# ISO hard boiled egg basics



## radunn (Feb 16, 2013)

How much do you put in the pan?  I've heard 1" in the pan to covering them 1" above etc..  

When a recipe says bring to a boil with medium heat etc., does that mean a rapid boil or the 1st sight of a bubble?  

I sat an egg in a pan, it would not layout oblong, rather, it positioned itself with the wide end closest to the surface; what does this indicate about that egg?  In advance thanks!


----------



## Dawgluver (Feb 16, 2013)

Welcome to DC!

I just hard boiled 6 eggs.  If your egg is upright, it may have some age on it, which should be fine.  Young eggs are impossible to peel.

I put mine in a pan, cover with water up to 1/2 to 1 inch over the eggs.  Water on medium high, come to a rolling boil.  Remove from the burner and cover with a lid.  Set aside for 12 minutes (I use a timer.)  Drain the pot and flood with cold water with ice.  Store in fridge.


----------



## pacanis (Feb 16, 2013)

That's how I hard cook mine, too. It might even be the method in the red & white Better Homes cookbook.

■ Dataset excerpt
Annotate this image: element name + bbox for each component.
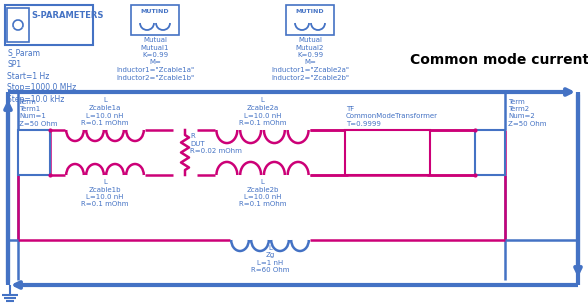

■ Short problem 1
In the egg-boiling thread, how long does Dawgluver leave the covered pot off the burner before draining it?
■ Short problem 2
Echo back the passage of the egg-boiling thread that opens with the words "I put mine in" and closes with "pacanis (Feb 16, 2013)".

■ Complete answer 1
12 minutes.

■ Complete answer 2
I put mine in a pan, cover with water up to 1/2 to 1 inch over the eggs.  Water on medium high, come to a rolling boil.  Remove from the burner and cover with a lid.  Set aside for 12 minutes (I use a timer.)  Drain the pot and flood with cold water with ice.  Store in fridge.


----------



## pacanis (Feb 16, 2013)